Transcribe every record that appears below, exactly and in full.
-- start Data extract --
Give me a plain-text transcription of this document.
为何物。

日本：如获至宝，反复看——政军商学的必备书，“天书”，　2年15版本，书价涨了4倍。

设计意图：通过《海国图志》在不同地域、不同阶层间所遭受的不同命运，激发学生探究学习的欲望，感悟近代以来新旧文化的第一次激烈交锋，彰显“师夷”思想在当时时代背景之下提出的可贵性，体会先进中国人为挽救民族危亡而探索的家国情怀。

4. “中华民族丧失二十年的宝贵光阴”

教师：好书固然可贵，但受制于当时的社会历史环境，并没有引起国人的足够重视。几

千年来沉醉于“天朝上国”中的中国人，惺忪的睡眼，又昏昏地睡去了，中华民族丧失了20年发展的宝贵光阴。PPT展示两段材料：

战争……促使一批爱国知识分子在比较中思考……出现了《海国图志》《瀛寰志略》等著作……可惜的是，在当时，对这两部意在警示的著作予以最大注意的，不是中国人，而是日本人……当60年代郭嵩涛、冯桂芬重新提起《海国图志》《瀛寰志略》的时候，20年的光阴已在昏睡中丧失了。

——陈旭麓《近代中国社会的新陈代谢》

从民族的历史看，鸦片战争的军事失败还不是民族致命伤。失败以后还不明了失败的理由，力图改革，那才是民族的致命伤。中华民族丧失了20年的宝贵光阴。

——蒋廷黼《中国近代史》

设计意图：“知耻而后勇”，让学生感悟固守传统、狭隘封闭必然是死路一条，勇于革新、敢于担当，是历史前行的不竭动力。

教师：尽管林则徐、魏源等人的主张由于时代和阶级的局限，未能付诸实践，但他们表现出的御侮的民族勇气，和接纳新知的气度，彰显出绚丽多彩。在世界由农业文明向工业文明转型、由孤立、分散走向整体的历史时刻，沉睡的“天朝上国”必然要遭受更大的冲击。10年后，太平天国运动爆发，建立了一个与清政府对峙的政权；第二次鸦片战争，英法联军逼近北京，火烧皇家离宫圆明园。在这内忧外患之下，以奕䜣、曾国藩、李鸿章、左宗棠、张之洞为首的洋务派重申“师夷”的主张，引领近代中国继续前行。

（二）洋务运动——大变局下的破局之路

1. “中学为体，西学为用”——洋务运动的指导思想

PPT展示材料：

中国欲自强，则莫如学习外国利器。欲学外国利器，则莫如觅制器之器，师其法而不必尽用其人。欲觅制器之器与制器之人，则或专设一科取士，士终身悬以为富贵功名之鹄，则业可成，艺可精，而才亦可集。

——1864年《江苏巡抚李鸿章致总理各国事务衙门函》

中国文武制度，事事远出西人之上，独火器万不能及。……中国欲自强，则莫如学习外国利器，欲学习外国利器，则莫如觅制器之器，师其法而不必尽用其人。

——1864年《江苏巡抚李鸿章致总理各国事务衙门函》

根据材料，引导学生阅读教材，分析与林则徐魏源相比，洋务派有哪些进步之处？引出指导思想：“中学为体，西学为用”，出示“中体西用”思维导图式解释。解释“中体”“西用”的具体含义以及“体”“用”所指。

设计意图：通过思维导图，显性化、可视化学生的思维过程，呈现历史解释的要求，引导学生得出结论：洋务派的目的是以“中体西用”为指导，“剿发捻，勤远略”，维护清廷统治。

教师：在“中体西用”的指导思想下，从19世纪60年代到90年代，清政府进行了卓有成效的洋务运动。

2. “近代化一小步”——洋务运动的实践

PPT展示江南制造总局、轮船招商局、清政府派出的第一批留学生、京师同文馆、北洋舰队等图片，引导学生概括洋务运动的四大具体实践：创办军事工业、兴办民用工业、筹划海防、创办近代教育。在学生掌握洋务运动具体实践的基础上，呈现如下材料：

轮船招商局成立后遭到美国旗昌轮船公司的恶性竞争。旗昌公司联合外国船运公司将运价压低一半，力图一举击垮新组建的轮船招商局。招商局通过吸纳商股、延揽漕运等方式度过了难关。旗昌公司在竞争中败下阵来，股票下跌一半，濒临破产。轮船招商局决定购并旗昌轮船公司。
-- end Data extract --
• **Correct output**:
Give me a plain-text transcription of this document.
为何物。

日本：如获至宝，反复看——政军商学的必备书，“天书”，　2年15版本，书价涨了4倍。

设计意图：通过《海国图志》在不同地域、不同阶层间所遭受的不同命运，激发学生探究学习的欲望，感悟近代以来新旧文化的第一次激烈交锋，彰显“师夷”思想在当时时代背景之下提出的可贵性，体会先进中国人为挽救民族危亡而探索的家国情怀。

4. “中华民族丧失二十年的宝贵光阴”

教师：好书固然可贵，但受制于当时的社会历史环境，并没有引起国人的足够重视。几

千年来沉醉于“天朝上国”中的中国人，惺忪的睡眼，又昏昏地睡去了，中华民族丧失了20年发展的宝贵光阴。PPT展示两段材料：

战争……促使一批爱国知识分子在比较中思考……出现了《海国图志》《瀛寰志略》等著作……可惜的是，在当时，对这两部意在警示的著作予以最大注意的，不是中国人，而是日本人……当60年代郭嵩涛、冯桂芬重新提起《海国图志》《瀛寰志略》的时候，20年的光阴已在昏睡中丧失了。

——陈旭麓《近代中国社会的新陈代谢》

从民族的历史看，鸦片战争的军事失败还不是民族致命伤。失败以后还不明了失败的理由，力图改革，那才是民族的致命伤。中华民族丧失了20年的宝贵光阴。

——蒋廷黼《中国近代史》

设计意图：“知耻而后勇”，让学生感悟固守传统、狭隘封闭必然是死路一条，勇于革新、敢于担当，是历史前行的不竭动力。

教师：尽管林则徐、魏源等人的主张由于时代和阶级的局限，未能付诸实践，但他们表现出的御侮的民族勇气，和接纳新知的气度，彰显出绚丽多彩。在世界由农业文明向工业文明转型、由孤立、分散走向整体的历史时刻，沉睡的“天朝上国”必然要遭受更大的冲击。10年后，太平天国运动爆发，建立了一个与清政府对峙的政权；第二次鸦片战争，英法联军逼近北京，火烧皇家离宫圆明园。在这内忧外患之下，以奕䜣、曾国藩、李鸿章、左宗棠、张之洞为首的洋务派重申“师夷”的主张，引领近代中国继续前行。

（二）洋务运动——大变局下的破局之路

1. “中学为体，西学为用”——洋务运动的指导思想

PPT展示材料：

中国欲自强，则莫如学习外国利器。欲学外国利器，则莫如觅制器之器，师其法而不必尽用其人。欲觅制器之器与制器之人，则或专设一科取士，士终身悬以为富贵功名之鹄，则业可成，艺可精，而才亦可集。

——1864年《江苏巡抚李鸿章致总理各国事务衙门函》

中国文武制度，事事远出西人之上，独火器万不能及。……中国欲自强，则莫如学习外国利器，欲学习外国利器，则莫如觅制器之器，师其法而不必尽用其人。

——1864年《江苏巡抚李鸿章致总理各国事务衙门函》

根据材料，引导学生阅读教材，分析与林则徐魏源相比，洋务派有哪些进步之处？引出指导思想：“中学为体，西学为用”，出示“中体西用”思维导图式解释。解释“中体”“西用”的具体含义以及“体”“用”所指。

设计意图：通过思维导图，显性化、可视化学生的思维过程，呈现历史解释的要求，引导学生得出结论：洋务派的目的是以“中体西用”为指导，“剿发捻，勤远略”，维护清廷统治。

教师：在“中体西用”的指导思想下，从19世纪60年代到90年代，清政府进行了卓有成效的洋务运动。

2. “近代化一小步”——洋务运动的实践

PPT展示江南制造总局、轮船招商局、清政府派出的第一批留学生、京师同文馆、北洋舰队等图片，引导学生概括洋务运动的四大具体实践：创办军事工业、兴办民用工业、筹划海防、创办近代教育。在学生掌握洋务运动具体实践的基础上，呈现如下材料：

轮船招商局成立后遭到美国旗昌轮船公司的恶性竞争。旗昌公司联合外国船运公司将运价压低一半，力图一举击垮新组建的轮船招商局。招商局通过吸纳商股、延揽漕运等方式度过了难关。旗昌公司在竞争中败下阵来，股票下跌一半，濒临破产。轮船招商局决定购并旗昌轮船公司。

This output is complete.